● Your objective
Keep the pictures out of the copy and repeat the records exactly.

● Extracted material
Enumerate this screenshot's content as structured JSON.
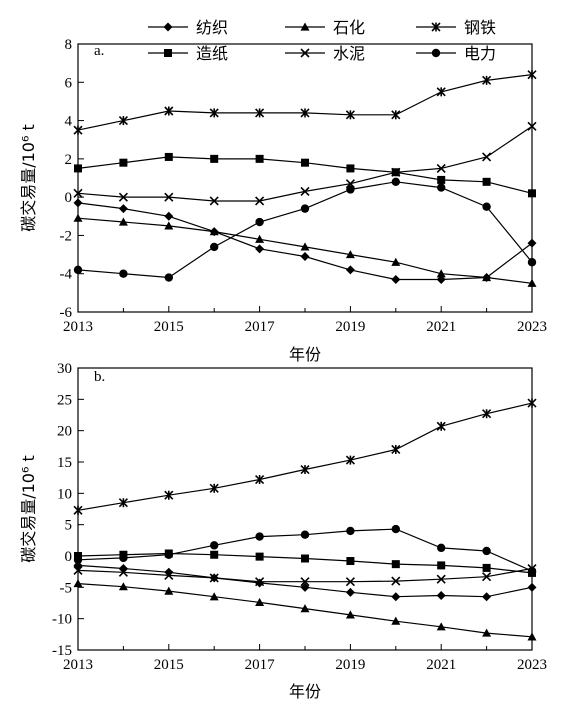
{
  "chart_data": [
    {
      "panel": "a.",
      "type": "line",
      "xlabel": "年份",
      "ylabel": "碳交易量/10⁶ t",
      "xlim": [
        2013,
        2023
      ],
      "ylim": [
        -6,
        8
      ],
      "x_ticks": [
        2013,
        2015,
        2017,
        2019,
        2021,
        2023
      ],
      "y_ticks": [
        -6,
        -4,
        -2,
        0,
        2,
        4,
        6,
        8
      ],
      "x": [
        2013,
        2014,
        2015,
        2016,
        2017,
        2018,
        2019,
        2020,
        2021,
        2022,
        2023
      ],
      "series": [
        {
          "name": "纺织",
          "marker": "diamond",
          "values": [
            -0.3,
            -0.6,
            -1.0,
            -1.8,
            -2.7,
            -3.1,
            -3.8,
            -4.3,
            -4.3,
            -4.2,
            -2.4
          ]
        },
        {
          "name": "石化",
          "marker": "triangle",
          "values": [
            -1.1,
            -1.3,
            -1.5,
            -1.8,
            -2.2,
            -2.6,
            -3.0,
            -3.4,
            -4.0,
            -4.2,
            -4.5
          ]
        },
        {
          "name": "钢铁",
          "marker": "asterisk",
          "values": [
            3.5,
            4.0,
            4.5,
            4.4,
            4.4,
            4.4,
            4.3,
            4.3,
            5.5,
            6.1,
            6.4
          ]
        },
        {
          "name": "造纸",
          "marker": "square",
          "values": [
            1.5,
            1.8,
            2.1,
            2.0,
            2.0,
            1.8,
            1.5,
            1.3,
            0.9,
            0.8,
            0.2
          ]
        },
        {
          "name": "水泥",
          "marker": "x",
          "values": [
            0.2,
            0.0,
            0.0,
            -0.2,
            -0.2,
            0.3,
            0.7,
            1.3,
            1.5,
            2.1,
            3.7
          ]
        },
        {
          "name": "电力",
          "marker": "circle",
          "values": [
            -3.8,
            -4.0,
            -4.2,
            -2.6,
            -1.3,
            -0.6,
            0.4,
            0.8,
            0.5,
            -0.5,
            -3.4
          ]
        }
      ]
    },
    {
      "panel": "b.",
      "type": "line",
      "xlabel": "年份",
      "ylabel": "碳交易量/10⁶ t",
      "xlim": [
        2013,
        2023
      ],
      "ylim": [
        -15,
        30
      ],
      "x_ticks": [
        2013,
        2015,
        2017,
        2019,
        2021,
        2023
      ],
      "y_ticks": [
        -15,
        -10,
        -5,
        0,
        5,
        10,
        15,
        20,
        25,
        30
      ],
      "x": [
        2013,
        2014,
        2015,
        2016,
        2017,
        2018,
        2019,
        2020,
        2021,
        2022,
        2023
      ],
      "series": [
        {
          "name": "纺织",
          "marker": "diamond",
          "values": [
            -1.5,
            -2.0,
            -2.6,
            -3.5,
            -4.3,
            -5.0,
            -5.8,
            -6.5,
            -6.3,
            -6.5,
            -5.0
          ]
        },
        {
          "name": "石化",
          "marker": "triangle",
          "values": [
            -4.4,
            -4.9,
            -5.6,
            -6.5,
            -7.4,
            -8.4,
            -9.4,
            -10.4,
            -11.3,
            -12.3,
            -12.9
          ]
        },
        {
          "name": "钢铁",
          "marker": "asterisk",
          "values": [
            7.3,
            8.5,
            9.7,
            10.8,
            12.2,
            13.8,
            15.3,
            17.0,
            20.7,
            22.7,
            24.4
          ]
        },
        {
          "name": "造纸",
          "marker": "square",
          "values": [
            0.0,
            0.2,
            0.4,
            0.2,
            -0.1,
            -0.4,
            -0.8,
            -1.3,
            -1.5,
            -1.9,
            -2.7
          ]
        },
        {
          "name": "水泥",
          "marker": "x",
          "values": [
            -2.3,
            -2.6,
            -3.1,
            -3.5,
            -4.1,
            -4.1,
            -4.1,
            -4.0,
            -3.7,
            -3.3,
            -2.0
          ]
        },
        {
          "name": "电力",
          "marker": "circle",
          "values": [
            -0.6,
            -0.3,
            0.2,
            1.7,
            3.1,
            3.4,
            4.0,
            4.3,
            1.3,
            0.8,
            -2.4
          ]
        }
      ]
    }
  ],
  "legend": [
    {
      "name": "纺织",
      "marker": "diamond"
    },
    {
      "name": "石化",
      "marker": "triangle"
    },
    {
      "name": "钢铁",
      "marker": "asterisk"
    },
    {
      "name": "造纸",
      "marker": "square"
    },
    {
      "name": "水泥",
      "marker": "x"
    },
    {
      "name": "电力",
      "marker": "circle"
    }
  ],
  "colors": {
    "line": "#000000",
    "background": "#ffffff"
  }
}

● Exercise output
Enumerate this screenshot's content as structured JSON.
{
  "chart_data": [
    {
      "panel": "a.",
      "type": "line",
      "xlabel": "年份",
      "ylabel": "碳交易量/10⁶ t",
      "xlim": [
        2013,
        2023
      ],
      "ylim": [
        -6,
        8
      ],
      "x_ticks": [
        2013,
        2015,
        2017,
        2019,
        2021,
        2023
      ],
      "y_ticks": [
        -6,
        -4,
        -2,
        0,
        2,
        4,
        6,
        8
      ],
      "x": [
        2013,
        2014,
        2015,
        2016,
        2017,
        2018,
        2019,
        2020,
        2021,
        2022,
        2023
      ],
      "series": [
        {
          "name": "纺织",
          "marker": "diamond",
          "values": [
            -0.3,
            -0.6,
            -1.0,
            -1.8,
            -2.7,
            -3.1,
            -3.8,
            -4.3,
            -4.3,
            -4.2,
            -2.4
          ]
        },
        {
          "name": "石化",
          "marker": "triangle",
          "values": [
            -1.1,
            -1.3,
            -1.5,
            -1.8,
            -2.2,
            -2.6,
            -3.0,
            -3.4,
            -4.0,
            -4.2,
            -4.5
          ]
        },
        {
          "name": "钢铁",
          "marker": "asterisk",
          "values": [
            3.5,
            4.0,
            4.5,
            4.4,
            4.4,
            4.4,
            4.3,
            4.3,
            5.5,
            6.1,
            6.4
          ]
        },
        {
          "name": "造纸",
          "marker": "square",
          "values": [
            1.5,
            1.8,
            2.1,
            2.0,
            2.0,
            1.8,
            1.5,
            1.3,
            0.9,
            0.8,
            0.2
          ]
        },
        {
          "name": "水泥",
          "marker": "x",
          "values": [
            0.2,
            0.0,
            0.0,
            -0.2,
            -0.2,
            0.3,
            0.7,
            1.3,
            1.5,
            2.1,
            3.7
          ]
        },
        {
          "name": "电力",
          "marker": "circle",
          "values": [
            -3.8,
            -4.0,
            -4.2,
            -2.6,
            -1.3,
            -0.6,
            0.4,
            0.8,
            0.5,
            -0.5,
            -3.4
          ]
        }
      ]
    },
    {
      "panel": "b.",
      "type": "line",
      "xlabel": "年份",
      "ylabel": "碳交易量/10⁶ t",
      "xlim": [
        2013,
        2023
      ],
      "ylim": [
        -15,
        30
      ],
      "x_ticks": [
        2013,
        2015,
        2017,
        2019,
        2021,
        2023
      ],
      "y_ticks": [
        -15,
        -10,
        -5,
        0,
        5,
        10,
        15,
        20,
        25,
        30
      ],
      "x": [
        2013,
        2014,
        2015,
        2016,
        2017,
        2018,
        2019,
        2020,
        2021,
        2022,
        2023
      ],
      "series": [
        {
          "name": "纺织",
          "marker": "diamond",
          "values": [
            -1.5,
            -2.0,
            -2.6,
            -3.5,
            -4.3,
            -5.0,
            -5.8,
            -6.5,
            -6.3,
            -6.5,
            -5.0
          ]
        },
        {
          "name": "石化",
          "marker": "triangle",
          "values": [
            -4.4,
            -4.9,
            -5.6,
            -6.5,
            -7.4,
            -8.4,
            -9.4,
            -10.4,
            -11.3,
            -12.3,
            -12.9
          ]
        },
        {
          "name": "钢铁",
          "marker": "asterisk",
          "values": [
            7.3,
            8.5,
            9.7,
            10.8,
            12.2,
            13.8,
            15.3,
            17.0,
            20.7,
            22.7,
            24.4
          ]
        },
        {
          "name": "造纸",
          "marker": "square",
          "values": [
            0.0,
            0.2,
            0.4,
            0.2,
            -0.1,
            -0.4,
            -0.8,
            -1.3,
            -1.5,
            -1.9,
            -2.7
          ]
        },
        {
          "name": "水泥",
          "marker": "x",
          "values": [
            -2.3,
            -2.6,
            -3.1,
            -3.5,
            -4.1,
            -4.1,
            -4.1,
            -4.0,
            -3.7,
            -3.3,
            -2.0
          ]
        },
        {
          "name": "电力",
          "marker": "circle",
          "values": [
            -0.6,
            -0.3,
            0.2,
            1.7,
            3.1,
            3.4,
            4.0,
            4.3,
            1.3,
            0.8,
            -2.4
          ]
        }
      ]
    }
  ],
  "legend": [
    {
      "name": "纺织",
      "marker": "diamond"
    },
    {
      "name": "石化",
      "marker": "triangle"
    },
    {
      "name": "钢铁",
      "marker": "asterisk"
    },
    {
      "name": "造纸",
      "marker": "square"
    },
    {
      "name": "水泥",
      "marker": "x"
    },
    {
      "name": "电力",
      "marker": "circle"
    }
  ],
  "colors": {
    "line": "#000000",
    "background": "#ffffff"
  }
}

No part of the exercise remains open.